— Start MATERIAL FOR THE TASK —
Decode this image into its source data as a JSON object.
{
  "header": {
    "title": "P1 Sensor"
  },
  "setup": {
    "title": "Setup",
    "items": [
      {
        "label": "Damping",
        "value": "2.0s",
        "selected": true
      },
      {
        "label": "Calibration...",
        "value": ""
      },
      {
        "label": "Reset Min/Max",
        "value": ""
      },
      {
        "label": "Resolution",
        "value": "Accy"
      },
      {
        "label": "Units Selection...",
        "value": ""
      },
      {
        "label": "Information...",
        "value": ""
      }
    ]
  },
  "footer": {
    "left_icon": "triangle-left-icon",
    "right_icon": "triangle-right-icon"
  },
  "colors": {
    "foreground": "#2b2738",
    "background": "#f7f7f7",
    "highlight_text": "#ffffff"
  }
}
— End MATERIAL FOR THE TASK —
**JOB**
Output all preceding records character for character.

**SOLUTION FOR THIS TASK**
Decode this image into its source data as a JSON object.
{
  "header": {
    "title": "P1 Sensor"
  },
  "setup": {
    "title": "Setup",
    "items": [
      {
        "label": "Damping",
        "value": "2.0s",
        "selected": true
      },
      {
        "label": "Calibration...",
        "value": ""
      },
      {
        "label": "Reset Min/Max",
        "value": ""
      },
      {
        "label": "Resolution",
        "value": "Accy"
      },
      {
        "label": "Units Selection...",
        "value": ""
      },
      {
        "label": "Information...",
        "value": ""
      }
    ]
  },
  "footer": {
    "left_icon": "triangle-left-icon",
    "right_icon": "triangle-right-icon"
  },
  "colors": {
    "foreground": "#2b2738",
    "background": "#f7f7f7",
    "highlight_text": "#ffffff"
  }
}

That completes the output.